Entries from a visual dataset
↓

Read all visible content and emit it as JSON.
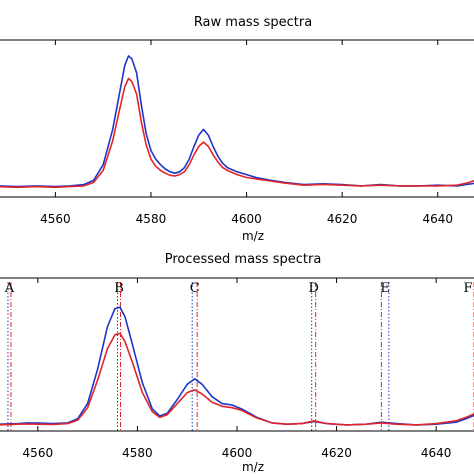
{
  "chart_data": [
    {
      "type": "line",
      "title": "Raw mass spectra",
      "xlabel": "m/z",
      "ylabel": "",
      "xlim": [
        4548,
        4648
      ],
      "ylim": [
        0,
        1.0
      ],
      "xticks": [
        4560,
        4580,
        4600,
        4620,
        4640
      ],
      "grid": false,
      "series": [
        {
          "color": "#1f35c8",
          "points": [
            [
              4548,
              0.05
            ],
            [
              4552,
              0.045
            ],
            [
              4556,
              0.05
            ],
            [
              4560,
              0.045
            ],
            [
              4563,
              0.05
            ],
            [
              4566,
              0.06
            ],
            [
              4568,
              0.09
            ],
            [
              4570,
              0.2
            ],
            [
              4572,
              0.45
            ],
            [
              4573.5,
              0.72
            ],
            [
              4574.5,
              0.9
            ],
            [
              4575.3,
              0.97
            ],
            [
              4576,
              0.95
            ],
            [
              4577,
              0.85
            ],
            [
              4578,
              0.62
            ],
            [
              4579,
              0.42
            ],
            [
              4580,
              0.3
            ],
            [
              4581,
              0.24
            ],
            [
              4582,
              0.2
            ],
            [
              4583,
              0.17
            ],
            [
              4584,
              0.15
            ],
            [
              4585,
              0.14
            ],
            [
              4586,
              0.15
            ],
            [
              4587,
              0.18
            ],
            [
              4588,
              0.24
            ],
            [
              4589,
              0.33
            ],
            [
              4590,
              0.41
            ],
            [
              4591,
              0.45
            ],
            [
              4592,
              0.41
            ],
            [
              4593,
              0.33
            ],
            [
              4594,
              0.26
            ],
            [
              4595,
              0.21
            ],
            [
              4596,
              0.18
            ],
            [
              4598,
              0.15
            ],
            [
              4600,
              0.13
            ],
            [
              4602,
              0.11
            ],
            [
              4605,
              0.09
            ],
            [
              4608,
              0.075
            ],
            [
              4612,
              0.06
            ],
            [
              4616,
              0.065
            ],
            [
              4620,
              0.06
            ],
            [
              4624,
              0.05
            ],
            [
              4628,
              0.06
            ],
            [
              4632,
              0.05
            ],
            [
              4636,
              0.05
            ],
            [
              4640,
              0.055
            ],
            [
              4644,
              0.05
            ],
            [
              4646,
              0.06
            ],
            [
              4648,
              0.07
            ]
          ]
        },
        {
          "color": "#e0252a",
          "points": [
            [
              4548,
              0.045
            ],
            [
              4552,
              0.04
            ],
            [
              4556,
              0.045
            ],
            [
              4560,
              0.04
            ],
            [
              4563,
              0.045
            ],
            [
              4566,
              0.05
            ],
            [
              4568,
              0.075
            ],
            [
              4570,
              0.16
            ],
            [
              4572,
              0.37
            ],
            [
              4573.5,
              0.6
            ],
            [
              4574.5,
              0.75
            ],
            [
              4575.3,
              0.81
            ],
            [
              4576,
              0.79
            ],
            [
              4577,
              0.7
            ],
            [
              4578,
              0.5
            ],
            [
              4579,
              0.34
            ],
            [
              4580,
              0.24
            ],
            [
              4581,
              0.19
            ],
            [
              4582,
              0.16
            ],
            [
              4583,
              0.14
            ],
            [
              4584,
              0.125
            ],
            [
              4585,
              0.12
            ],
            [
              4586,
              0.13
            ],
            [
              4587,
              0.15
            ],
            [
              4588,
              0.2
            ],
            [
              4589,
              0.27
            ],
            [
              4590,
              0.33
            ],
            [
              4591,
              0.36
            ],
            [
              4592,
              0.33
            ],
            [
              4593,
              0.27
            ],
            [
              4594,
              0.22
            ],
            [
              4595,
              0.18
            ],
            [
              4596,
              0.16
            ],
            [
              4598,
              0.13
            ],
            [
              4600,
              0.11
            ],
            [
              4602,
              0.1
            ],
            [
              4605,
              0.085
            ],
            [
              4608,
              0.07
            ],
            [
              4612,
              0.055
            ],
            [
              4616,
              0.06
            ],
            [
              4620,
              0.055
            ],
            [
              4624,
              0.05
            ],
            [
              4628,
              0.055
            ],
            [
              4632,
              0.05
            ],
            [
              4636,
              0.05
            ],
            [
              4640,
              0.05
            ],
            [
              4644,
              0.055
            ],
            [
              4646,
              0.07
            ],
            [
              4648,
              0.09
            ]
          ]
        }
      ]
    },
    {
      "type": "line",
      "title": "Processed mass spectra",
      "xlabel": "m/z",
      "ylabel": "",
      "xlim": [
        4552,
        4648
      ],
      "ylim": [
        0,
        1.0
      ],
      "xticks": [
        4560,
        4580,
        4600,
        4620,
        4640
      ],
      "grid": false,
      "series": [
        {
          "color": "#1f35c8",
          "points": [
            [
              4552,
              0.02
            ],
            [
              4556,
              0.025
            ],
            [
              4558,
              0.03
            ],
            [
              4560,
              0.028
            ],
            [
              4563,
              0.025
            ],
            [
              4566,
              0.03
            ],
            [
              4568,
              0.06
            ],
            [
              4570,
              0.17
            ],
            [
              4572,
              0.42
            ],
            [
              4574,
              0.73
            ],
            [
              4575.5,
              0.86
            ],
            [
              4576.5,
              0.87
            ],
            [
              4577.5,
              0.8
            ],
            [
              4579,
              0.6
            ],
            [
              4581,
              0.32
            ],
            [
              4583,
              0.13
            ],
            [
              4584.5,
              0.08
            ],
            [
              4586,
              0.1
            ],
            [
              4588,
              0.2
            ],
            [
              4590,
              0.31
            ],
            [
              4591.5,
              0.35
            ],
            [
              4593,
              0.31
            ],
            [
              4595,
              0.22
            ],
            [
              4597,
              0.17
            ],
            [
              4599,
              0.16
            ],
            [
              4601,
              0.13
            ],
            [
              4604,
              0.07
            ],
            [
              4607,
              0.03
            ],
            [
              4610,
              0.02
            ],
            [
              4613,
              0.025
            ],
            [
              4615.5,
              0.04
            ],
            [
              4618,
              0.025
            ],
            [
              4622,
              0.015
            ],
            [
              4626,
              0.02
            ],
            [
              4629,
              0.035
            ],
            [
              4632,
              0.025
            ],
            [
              4636,
              0.015
            ],
            [
              4640,
              0.02
            ],
            [
              4644,
              0.035
            ],
            [
              4646,
              0.06
            ],
            [
              4648,
              0.09
            ]
          ]
        },
        {
          "color": "#e0252a",
          "points": [
            [
              4552,
              0.015
            ],
            [
              4556,
              0.02
            ],
            [
              4558,
              0.022
            ],
            [
              4560,
              0.02
            ],
            [
              4563,
              0.018
            ],
            [
              4566,
              0.025
            ],
            [
              4568,
              0.05
            ],
            [
              4570,
              0.14
            ],
            [
              4572,
              0.34
            ],
            [
              4574,
              0.57
            ],
            [
              4575.5,
              0.67
            ],
            [
              4576.5,
              0.68
            ],
            [
              4577.5,
              0.62
            ],
            [
              4579,
              0.47
            ],
            [
              4581,
              0.25
            ],
            [
              4583,
              0.11
            ],
            [
              4584.5,
              0.07
            ],
            [
              4586,
              0.09
            ],
            [
              4588,
              0.17
            ],
            [
              4590,
              0.25
            ],
            [
              4591.5,
              0.27
            ],
            [
              4593,
              0.24
            ],
            [
              4595,
              0.18
            ],
            [
              4597,
              0.15
            ],
            [
              4599,
              0.14
            ],
            [
              4601,
              0.12
            ],
            [
              4604,
              0.065
            ],
            [
              4607,
              0.03
            ],
            [
              4610,
              0.02
            ],
            [
              4613,
              0.025
            ],
            [
              4615.5,
              0.045
            ],
            [
              4618,
              0.025
            ],
            [
              4622,
              0.015
            ],
            [
              4626,
              0.02
            ],
            [
              4629,
              0.03
            ],
            [
              4632,
              0.02
            ],
            [
              4636,
              0.015
            ],
            [
              4640,
              0.025
            ],
            [
              4644,
              0.045
            ],
            [
              4646,
              0.07
            ],
            [
              4648,
              0.1
            ]
          ]
        }
      ],
      "peak_markers": [
        {
          "label": "A",
          "blue_x": 4554.0,
          "red_x": 4554.6
        },
        {
          "label": "B",
          "blue_x": 4576.0,
          "red_x": 4576.6
        },
        {
          "label": "C",
          "blue_x": 4591.0,
          "red_x": 4592.0
        },
        {
          "label": "D",
          "blue_x": 4615.0,
          "red_x": 4615.8
        },
        {
          "label": "E",
          "blue_x": 4630.5,
          "red_x": 4629.0
        },
        {
          "label": "F",
          "blue_x": 4648.6,
          "red_x": 4647.6
        }
      ]
    }
  ],
  "colors": {
    "series_blue": "#1f35c8",
    "series_red": "#e0252a",
    "axes": "#000000"
  }
}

↑

-- Given request --
Only the number is wanted: how many lines of these entries contain the string "mass"?

-- Worked solution --
2